Structured figure records
— begin —
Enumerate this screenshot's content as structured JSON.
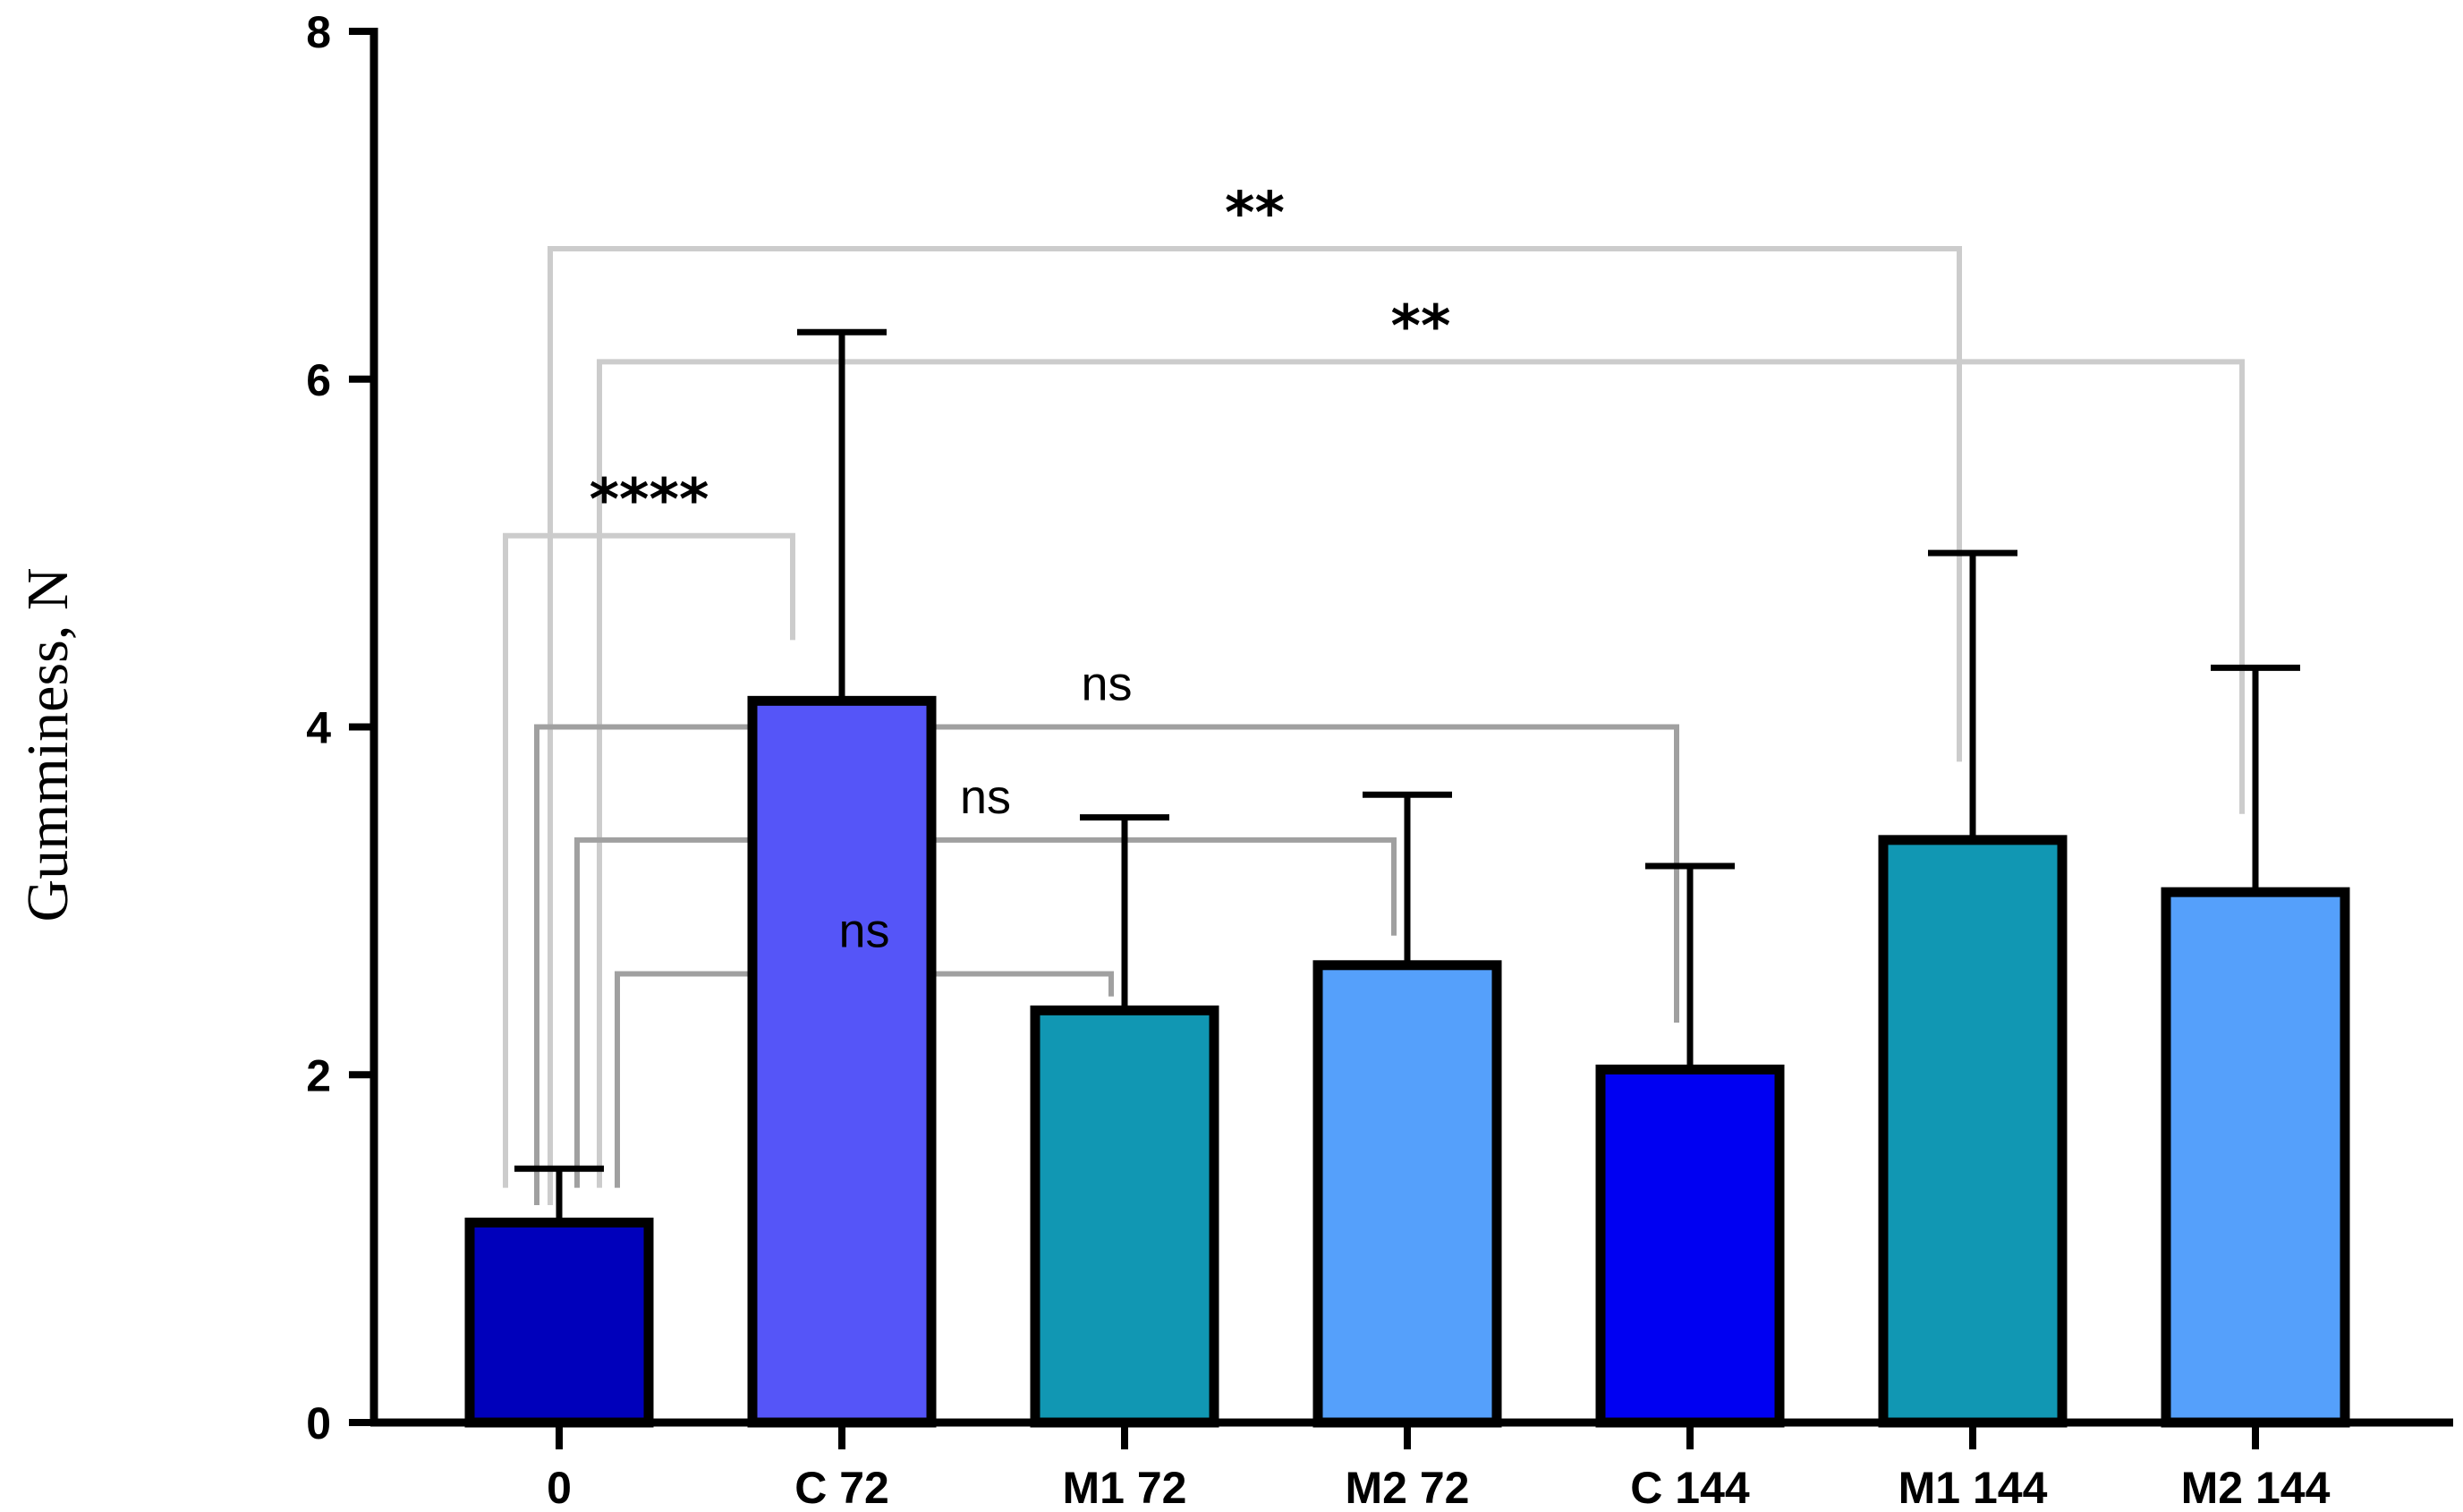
{
  "chart_data": {
    "type": "bar",
    "title": "",
    "xlabel": "",
    "ylabel": "Gumminess, N",
    "ylim": [
      0,
      8
    ],
    "yticks": [
      0,
      2,
      4,
      6,
      8
    ],
    "grid": false,
    "legend": "none",
    "categories": [
      "0",
      "C 72",
      "M1 72",
      "M2 72",
      "C 144",
      "M1 144",
      "M2 144"
    ],
    "values": [
      1.15,
      4.15,
      2.37,
      2.63,
      2.03,
      3.35,
      3.05
    ],
    "errors": [
      0.31,
      2.12,
      1.11,
      0.98,
      1.17,
      1.65,
      1.29
    ],
    "colors": [
      "#0000bb",
      "#5555f8",
      "#1197b3",
      "#55a0fb",
      "#0000f2",
      "#1197b3",
      "#55a0fb"
    ],
    "comparisons": [
      {
        "from": "0",
        "to": "C 72",
        "label": "****",
        "bracket_level": 5.1,
        "end_from": 1.35,
        "end_to": 4.5,
        "color": "#cccccc"
      },
      {
        "from": "0",
        "to": "M1 144",
        "label": "**",
        "bracket_level": 6.75,
        "end_from": 1.25,
        "end_to": 3.8,
        "color": "#cccccc"
      },
      {
        "from": "0",
        "to": "M2 144",
        "label": "**",
        "bracket_level": 6.1,
        "end_from": 1.35,
        "end_to": 3.5,
        "color": "#cccccc"
      },
      {
        "from": "0",
        "to": "C 144",
        "label": "ns",
        "bracket_level": 4.0,
        "end_from": 1.25,
        "end_to": 2.3,
        "color": "#a0a0a0"
      },
      {
        "from": "0",
        "to": "M2 72",
        "label": "ns",
        "bracket_level": 3.35,
        "end_from": 1.35,
        "end_to": 2.8,
        "color": "#a0a0a0"
      },
      {
        "from": "0",
        "to": "M1 72",
        "label": "ns",
        "bracket_level": 2.58,
        "end_from": 1.35,
        "end_to": 2.45,
        "color": "#a0a0a0"
      }
    ]
  }
}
— end —
### What to produce
Transcribe every entry word for word, but omit the pictures.

### Exercise answer
Enumerate this screenshot's content as structured JSON.
{
  "chart_data": {
    "type": "bar",
    "title": "",
    "xlabel": "",
    "ylabel": "Gumminess, N",
    "ylim": [
      0,
      8
    ],
    "yticks": [
      0,
      2,
      4,
      6,
      8
    ],
    "grid": false,
    "legend": "none",
    "categories": [
      "0",
      "C 72",
      "M1 72",
      "M2 72",
      "C 144",
      "M1 144",
      "M2 144"
    ],
    "values": [
      1.15,
      4.15,
      2.37,
      2.63,
      2.03,
      3.35,
      3.05
    ],
    "errors": [
      0.31,
      2.12,
      1.11,
      0.98,
      1.17,
      1.65,
      1.29
    ],
    "colors": [
      "#0000bb",
      "#5555f8",
      "#1197b3",
      "#55a0fb",
      "#0000f2",
      "#1197b3",
      "#55a0fb"
    ],
    "comparisons": [
      {
        "from": "0",
        "to": "C 72",
        "label": "****",
        "bracket_level": 5.1,
        "end_from": 1.35,
        "end_to": 4.5,
        "color": "#cccccc"
      },
      {
        "from": "0",
        "to": "M1 144",
        "label": "**",
        "bracket_level": 6.75,
        "end_from": 1.25,
        "end_to": 3.8,
        "color": "#cccccc"
      },
      {
        "from": "0",
        "to": "M2 144",
        "label": "**",
        "bracket_level": 6.1,
        "end_from": 1.35,
        "end_to": 3.5,
        "color": "#cccccc"
      },
      {
        "from": "0",
        "to": "C 144",
        "label": "ns",
        "bracket_level": 4.0,
        "end_from": 1.25,
        "end_to": 2.3,
        "color": "#a0a0a0"
      },
      {
        "from": "0",
        "to": "M2 72",
        "label": "ns",
        "bracket_level": 3.35,
        "end_from": 1.35,
        "end_to": 2.8,
        "color": "#a0a0a0"
      },
      {
        "from": "0",
        "to": "M1 72",
        "label": "ns",
        "bracket_level": 2.58,
        "end_from": 1.35,
        "end_to": 2.45,
        "color": "#a0a0a0"
      }
    ]
  }
}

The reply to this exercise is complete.